## Assignment
Every line of the listing below should come back exactly as written, with no images.

## Data provided
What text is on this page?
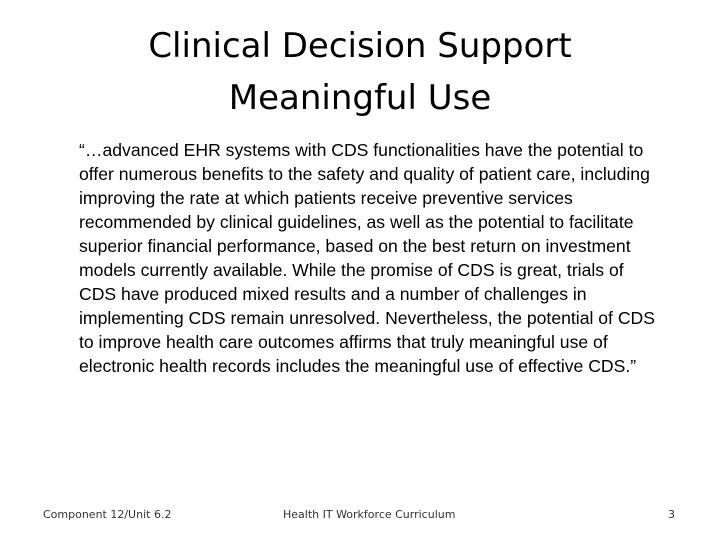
Clinical Decision Support
Meaningful Use

“…advanced EHR systems with CDS functionalities have the potential to offer numerous benefits to the safety and quality of patient care, including improving the rate at which patients receive preventive services recommended by clinical guidelines, as well as the potential to facilitate superior financial performance, based on the best return on investment models currently available. While the promise of CDS is great, trials of CDS have produced mixed results and a number of challenges in implementing CDS remain unresolved. Nevertheless, the potential of CDS to improve health care outcomes affirms that truly meaningful use of electronic health records includes the meaningful use of effective CDS.”

Component 12/Unit 6.2	Health IT Workforce Curriculum	3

## Task response
What text is on this page?
Clinical Decision Support
Meaningful Use

“…advanced EHR systems with CDS functionalities have the potential to offer numerous benefits to the safety and quality of patient care, including improving the rate at which patients receive preventive services recommended by clinical guidelines, as well as the potential to facilitate superior financial performance, based on the best return on investment models currently available. While the promise of CDS is great, trials of CDS have produced mixed results and a number of challenges in implementing CDS remain unresolved. Nevertheless, the potential of CDS to improve health care outcomes affirms that truly meaningful use of electronic health records includes the meaningful use of effective CDS.”

Component 12/Unit 6.2	Health IT Workforce Curriculum	3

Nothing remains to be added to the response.